What the exercise asks - Each line below should be retyped exactly, with no pictures.

Data shown -

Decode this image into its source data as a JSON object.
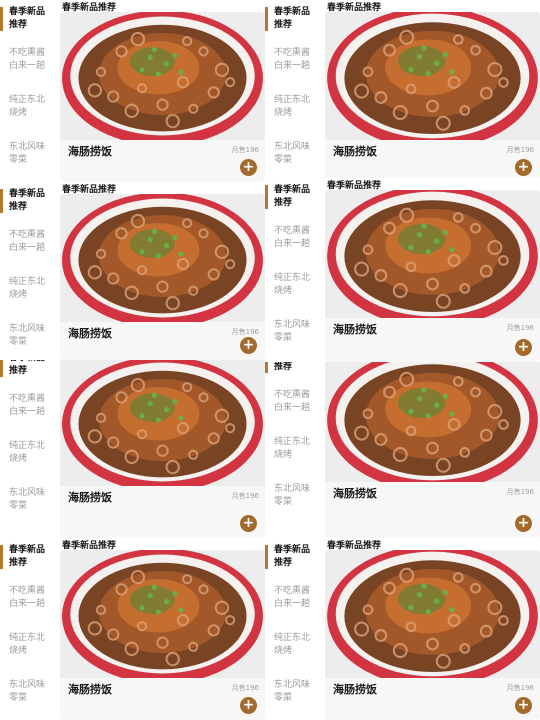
{
  "categories": [
    {
      "label": "春季新品推荐",
      "active": true
    },
    {
      "label": "不吃熏酱白来一趟",
      "active": false
    },
    {
      "label": "纯正东北烧烤",
      "active": false
    },
    {
      "label": "东北风味零菜",
      "active": false
    }
  ],
  "section_title": "春季新品推荐",
  "item": {
    "name": "海肠捞饭",
    "sales": "月售196",
    "add_icon": "plus-icon",
    "add_label": "+"
  },
  "colors": {
    "accent": "#a46a2c",
    "bowl_rim": "#c81f2a",
    "sauce": "#7a3c16"
  }
}
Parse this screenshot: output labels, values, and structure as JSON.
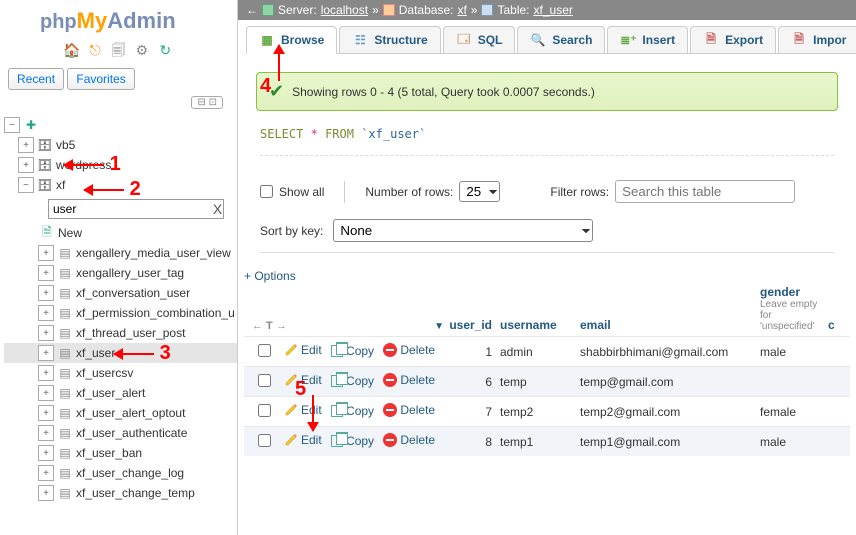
{
  "logo": {
    "php": "php",
    "my": "My",
    "admin": "Admin"
  },
  "nav": {
    "recent": "Recent",
    "favorites": "Favorites"
  },
  "tree": {
    "new": "New",
    "db_vb5": "vb5",
    "db_wp": "wordpress",
    "db_xf": "xf",
    "filter": "user",
    "tables": [
      "xengallery_media_user_view",
      "xengallery_user_tag",
      "xf_conversation_user",
      "xf_permission_combination_u",
      "xf_thread_user_post",
      "xf_user",
      "xf_usercsv",
      "xf_user_alert",
      "xf_user_alert_optout",
      "xf_user_authenticate",
      "xf_user_ban",
      "xf_user_change_log",
      "xf_user_change_temp"
    ]
  },
  "annotations": {
    "a1": "1",
    "a2": "2",
    "a3": "3",
    "a4": "4",
    "a5": "5"
  },
  "breadcrumb": {
    "server_lbl": "Server:",
    "server": "localhost",
    "db_lbl": "Database:",
    "db": "xf",
    "table_lbl": "Table:",
    "table": "xf_user"
  },
  "tabs": {
    "browse": "Browse",
    "structure": "Structure",
    "sql": "SQL",
    "search": "Search",
    "insert": "Insert",
    "export": "Export",
    "import": "Impor"
  },
  "notice": "Showing rows 0 - 4 (5 total, Query took 0.0007 seconds.)",
  "query": {
    "select": "SELECT",
    "star": "*",
    "from": "FROM",
    "table": "`xf_user`"
  },
  "controls": {
    "show_all": "Show all",
    "num_rows": "Number of rows:",
    "num_rows_val": "25",
    "filter_lbl": "Filter rows:",
    "filter_ph": "Search this table"
  },
  "sort": {
    "label": "Sort by key:",
    "value": "None"
  },
  "options": "+ Options",
  "headers": {
    "user_id": "user_id",
    "username": "username",
    "email": "email",
    "gender": "gender",
    "gender_sub": "Leave empty for 'unspecified'",
    "c": "c"
  },
  "actions": {
    "edit": "Edit",
    "copy": "Copy",
    "delete": "Delete"
  },
  "rows": [
    {
      "id": "1",
      "username": "admin",
      "email": "shabbirbhimani@gmail.com",
      "gender": "male"
    },
    {
      "id": "6",
      "username": "temp",
      "email": "temp@gmail.com",
      "gender": ""
    },
    {
      "id": "7",
      "username": "temp2",
      "email": "temp2@gmail.com",
      "gender": "female"
    },
    {
      "id": "8",
      "username": "temp1",
      "email": "temp1@gmail.com",
      "gender": "male"
    }
  ]
}
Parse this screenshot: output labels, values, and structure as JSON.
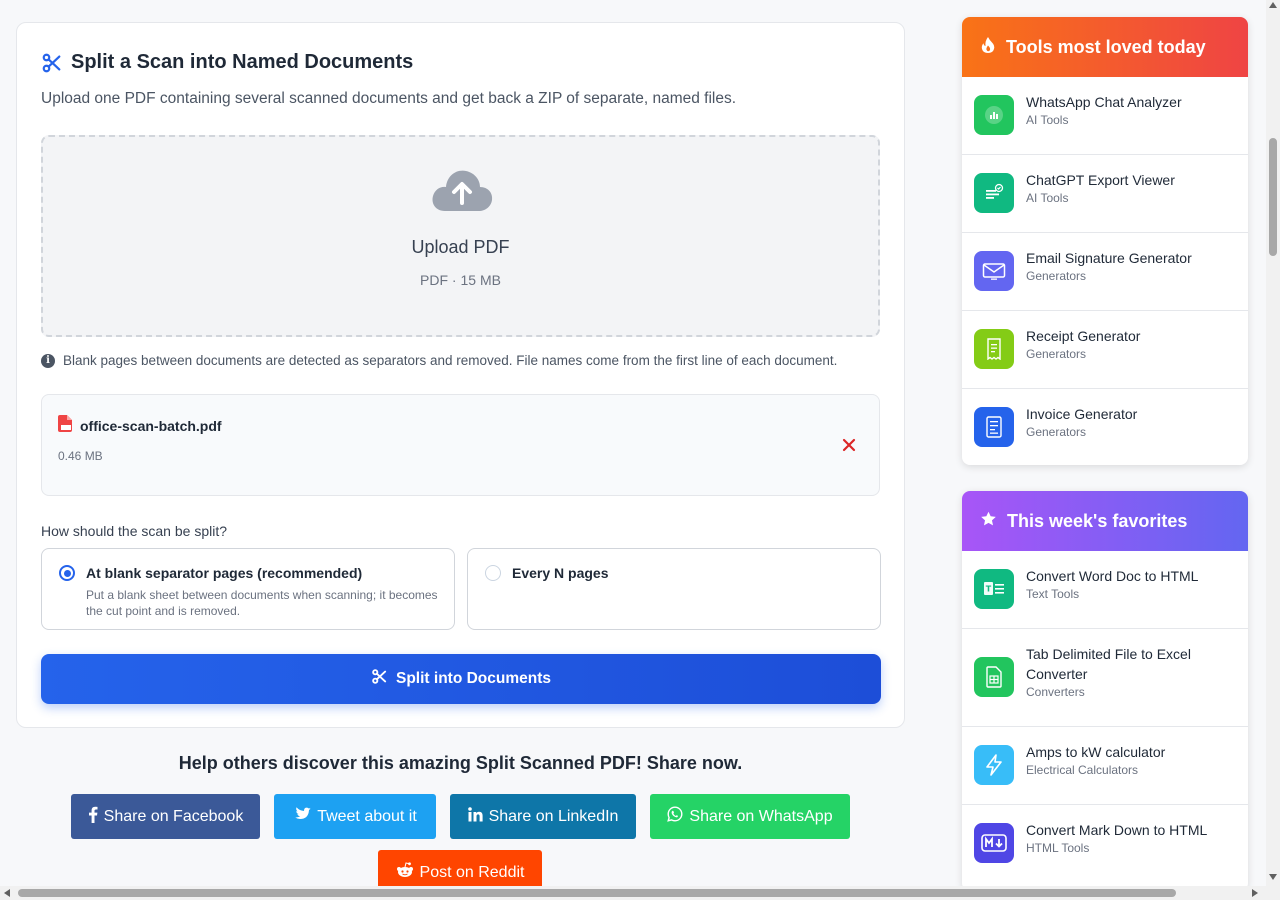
{
  "main": {
    "title": "Split a Scan into Named Documents",
    "subtitle": "Upload one PDF containing several scanned documents and get back a ZIP of separate, named files.",
    "upload": {
      "title": "Upload PDF",
      "subtitle": "PDF · 15 MB",
      "icon": "cloud-upload-icon"
    },
    "info_text": "Blank pages between documents are detected as separators and removed. File names come from the first line of each document.",
    "file": {
      "name": "office-scan-batch.pdf",
      "size": "0.46 MB"
    },
    "split_question": "How should the scan be split?",
    "options": [
      {
        "label": "At blank separator pages (recommended)",
        "description": "Put a blank sheet between documents when scanning; it becomes the cut point and is removed.",
        "selected": true
      },
      {
        "label": "Every N pages",
        "description": "",
        "selected": false
      }
    ],
    "split_button": "Split into Documents",
    "accent_color": "#2563eb"
  },
  "share": {
    "title": "Help others discover this amazing Split Scanned PDF! Share now.",
    "buttons": [
      {
        "label": "Share on Facebook",
        "color": "#3b5998"
      },
      {
        "label": "Tweet about it",
        "color": "#1da1f2"
      },
      {
        "label": "Share on LinkedIn",
        "color": "#0e76a8"
      },
      {
        "label": "Share on WhatsApp",
        "color": "#25d366"
      },
      {
        "label": "Post on Reddit",
        "color": "#ff4500"
      }
    ]
  },
  "sidebar": {
    "loved": {
      "title": "Tools most loved today",
      "items": [
        {
          "name": "WhatsApp Chat Analyzer",
          "category": "AI Tools",
          "icon": "chart-bars-icon",
          "color": "#22c55e"
        },
        {
          "name": "ChatGPT Export Viewer",
          "category": "AI Tools",
          "icon": "chat-check-icon",
          "color": "#10b981"
        },
        {
          "name": "Email Signature Generator",
          "category": "Generators",
          "icon": "envelope-icon",
          "color": "#6366f1"
        },
        {
          "name": "Receipt Generator",
          "category": "Generators",
          "icon": "receipt-icon",
          "color": "#84cc16"
        },
        {
          "name": "Invoice Generator",
          "category": "Generators",
          "icon": "invoice-icon",
          "color": "#2563eb"
        }
      ]
    },
    "favorites": {
      "title": "This week's favorites",
      "items": [
        {
          "name": "Convert Word Doc to HTML",
          "category": "Text Tools",
          "icon": "word-doc-icon",
          "color": "#10b981"
        },
        {
          "name": "Tab Delimited File to Excel Converter",
          "category": "Converters",
          "icon": "spreadsheet-icon",
          "color": "#22c55e"
        },
        {
          "name": "Amps to kW calculator",
          "category": "Electrical Calculators",
          "icon": "lightning-icon",
          "color": "#38bdf8"
        },
        {
          "name": "Convert Mark Down to HTML",
          "category": "HTML Tools",
          "icon": "markdown-icon",
          "color": "#4f46e5"
        }
      ]
    }
  }
}
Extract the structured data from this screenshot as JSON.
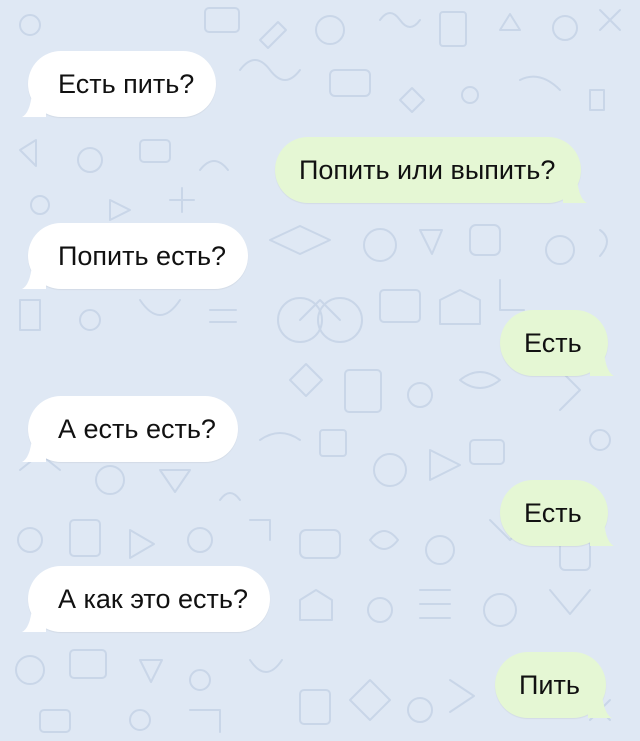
{
  "colors": {
    "background": "#dfe8f4",
    "incoming_bubble": "#ffffff",
    "outgoing_bubble": "#e5f7d4",
    "text": "#111111",
    "doodle": "#c9d6e8"
  },
  "messages": [
    {
      "direction": "incoming",
      "text": "Есть пить?"
    },
    {
      "direction": "outgoing",
      "text": "Попить или выпить?"
    },
    {
      "direction": "incoming",
      "text": "Попить есть?"
    },
    {
      "direction": "outgoing",
      "text": "Есть"
    },
    {
      "direction": "incoming",
      "text": "А есть есть?"
    },
    {
      "direction": "outgoing",
      "text": "Есть"
    },
    {
      "direction": "incoming",
      "text": "А как это есть?"
    },
    {
      "direction": "outgoing",
      "text": "Пить"
    }
  ]
}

Response -
Decode this image into its source data as a JSON object.
{
  "categories": [
    {
      "label": "春季新品推荐",
      "active": true
    },
    {
      "label": "不吃熏酱白来一趟",
      "active": false
    },
    {
      "label": "纯正东北烧烤",
      "active": false
    },
    {
      "label": "东北风味零菜",
      "active": false
    }
  ],
  "section_title": "春季新品推荐",
  "item": {
    "name": "海肠捞饭",
    "sales": "月售196",
    "add_icon": "plus-icon",
    "add_label": "+"
  },
  "colors": {
    "accent": "#a46a2c",
    "bowl_rim": "#c81f2a",
    "sauce": "#7a3c16"
  }
}
Parse this screenshot: output labels, values, and structure as JSON.
{
  "logo": {
    "php": "php",
    "my": "My",
    "admin": "Admin"
  },
  "nav": {
    "recent": "Recent",
    "favorites": "Favorites"
  },
  "tree": {
    "new": "New",
    "db_vb5": "vb5",
    "db_wp": "wordpress",
    "db_xf": "xf",
    "filter": "user",
    "tables": [
      "xengallery_media_user_view",
      "xengallery_user_tag",
      "xf_conversation_user",
      "xf_permission_combination_u",
      "xf_thread_user_post",
      "xf_user",
      "xf_usercsv",
      "xf_user_alert",
      "xf_user_alert_optout",
      "xf_user_authenticate",
      "xf_user_ban",
      "xf_user_change_log",
      "xf_user_change_temp"
    ]
  },
  "annotations": {
    "a1": "1",
    "a2": "2",
    "a3": "3",
    "a4": "4",
    "a5": "5"
  },
  "breadcrumb": {
    "server_lbl": "Server:",
    "server": "localhost",
    "db_lbl": "Database:",
    "db": "xf",
    "table_lbl": "Table:",
    "table": "xf_user"
  },
  "tabs": {
    "browse": "Browse",
    "structure": "Structure",
    "sql": "SQL",
    "search": "Search",
    "insert": "Insert",
    "export": "Export",
    "import": "Impor"
  },
  "notice": "Showing rows 0 - 4 (5 total, Query took 0.0007 seconds.)",
  "query": {
    "select": "SELECT",
    "star": "*",
    "from": "FROM",
    "table": "`xf_user`"
  },
  "controls": {
    "show_all": "Show all",
    "num_rows": "Number of rows:",
    "num_rows_val": "25",
    "filter_lbl": "Filter rows:",
    "filter_ph": "Search this table"
  },
  "sort": {
    "label": "Sort by key:",
    "value": "None"
  },
  "options": "+ Options",
  "headers": {
    "user_id": "user_id",
    "username": "username",
    "email": "email",
    "gender": "gender",
    "gender_sub": "Leave empty for 'unspecified'",
    "c": "c"
  },
  "actions": {
    "edit": "Edit",
    "copy": "Copy",
    "delete": "Delete"
  },
  "rows": [
    {
      "id": "1",
      "username": "admin",
      "email": "shabbirbhimani@gmail.com",
      "gender": "male"
    },
    {
      "id": "6",
      "username": "temp",
      "email": "temp@gmail.com",
      "gender": ""
    },
    {
      "id": "7",
      "username": "temp2",
      "email": "temp2@gmail.com",
      "gender": "female"
    },
    {
      "id": "8",
      "username": "temp1",
      "email": "temp1@gmail.com",
      "gender": "male"
    }
  ]
}
Parse this screenshot: output labels, values, and structure as JSON.
{
  "main": {
    "title": "Split a Scan into Named Documents",
    "subtitle": "Upload one PDF containing several scanned documents and get back a ZIP of separate, named files.",
    "upload": {
      "title": "Upload PDF",
      "subtitle": "PDF · 15 MB",
      "icon": "cloud-upload-icon"
    },
    "info_text": "Blank pages between documents are detected as separators and removed. File names come from the first line of each document.",
    "file": {
      "name": "office-scan-batch.pdf",
      "size": "0.46 MB"
    },
    "split_question": "How should the scan be split?",
    "options": [
      {
        "label": "At blank separator pages (recommended)",
        "description": "Put a blank sheet between documents when scanning; it becomes the cut point and is removed.",
        "selected": true
      },
      {
        "label": "Every N pages",
        "description": "",
        "selected": false
      }
    ],
    "split_button": "Split into Documents",
    "accent_color": "#2563eb"
  },
  "share": {
    "title": "Help others discover this amazing Split Scanned PDF! Share now.",
    "buttons": [
      {
        "label": "Share on Facebook",
        "color": "#3b5998"
      },
      {
        "label": "Tweet about it",
        "color": "#1da1f2"
      },
      {
        "label": "Share on LinkedIn",
        "color": "#0e76a8"
      },
      {
        "label": "Share on WhatsApp",
        "color": "#25d366"
      },
      {
        "label": "Post on Reddit",
        "color": "#ff4500"
      }
    ]
  },
  "sidebar": {
    "loved": {
      "title": "Tools most loved today",
      "items": [
        {
          "name": "WhatsApp Chat Analyzer",
          "category": "AI Tools",
          "icon": "chart-bars-icon",
          "color": "#22c55e"
        },
        {
          "name": "ChatGPT Export Viewer",
          "category": "AI Tools",
          "icon": "chat-check-icon",
          "color": "#10b981"
        },
        {
          "name": "Email Signature Generator",
          "category": "Generators",
          "icon": "envelope-icon",
          "color": "#6366f1"
        },
        {
          "name": "Receipt Generator",
          "category": "Generators",
          "icon": "receipt-icon",
          "color": "#84cc16"
        },
        {
          "name": "Invoice Generator",
          "category": "Generators",
          "icon": "invoice-icon",
          "color": "#2563eb"
        }
      ]
    },
    "favorites": {
      "title": "This week's favorites",
      "items": [
        {
          "name": "Convert Word Doc to HTML",
          "category": "Text Tools",
          "icon": "word-doc-icon",
          "color": "#10b981"
        },
        {
          "name": "Tab Delimited File to Excel Converter",
          "category": "Converters",
          "icon": "spreadsheet-icon",
          "color": "#22c55e"
        },
        {
          "name": "Amps to kW calculator",
          "category": "Electrical Calculators",
          "icon": "lightning-icon",
          "color": "#38bdf8"
        },
        {
          "name": "Convert Mark Down to HTML",
          "category": "HTML Tools",
          "icon": "markdown-icon",
          "color": "#4f46e5"
        }
      ]
    }
  }
}
Extract the structured data from this screenshot as JSON.
{
  "colors": {
    "background": "#dfe8f4",
    "incoming_bubble": "#ffffff",
    "outgoing_bubble": "#e5f7d4",
    "text": "#111111",
    "doodle": "#c9d6e8"
  },
  "messages": [
    {
      "direction": "incoming",
      "text": "Есть пить?"
    },
    {
      "direction": "outgoing",
      "text": "Попить или выпить?"
    },
    {
      "direction": "incoming",
      "text": "Попить есть?"
    },
    {
      "direction": "outgoing",
      "text": "Есть"
    },
    {
      "direction": "incoming",
      "text": "А есть есть?"
    },
    {
      "direction": "outgoing",
      "text": "Есть"
    },
    {
      "direction": "incoming",
      "text": "А как это есть?"
    },
    {
      "direction": "outgoing",
      "text": "Пить"
    }
  ]
}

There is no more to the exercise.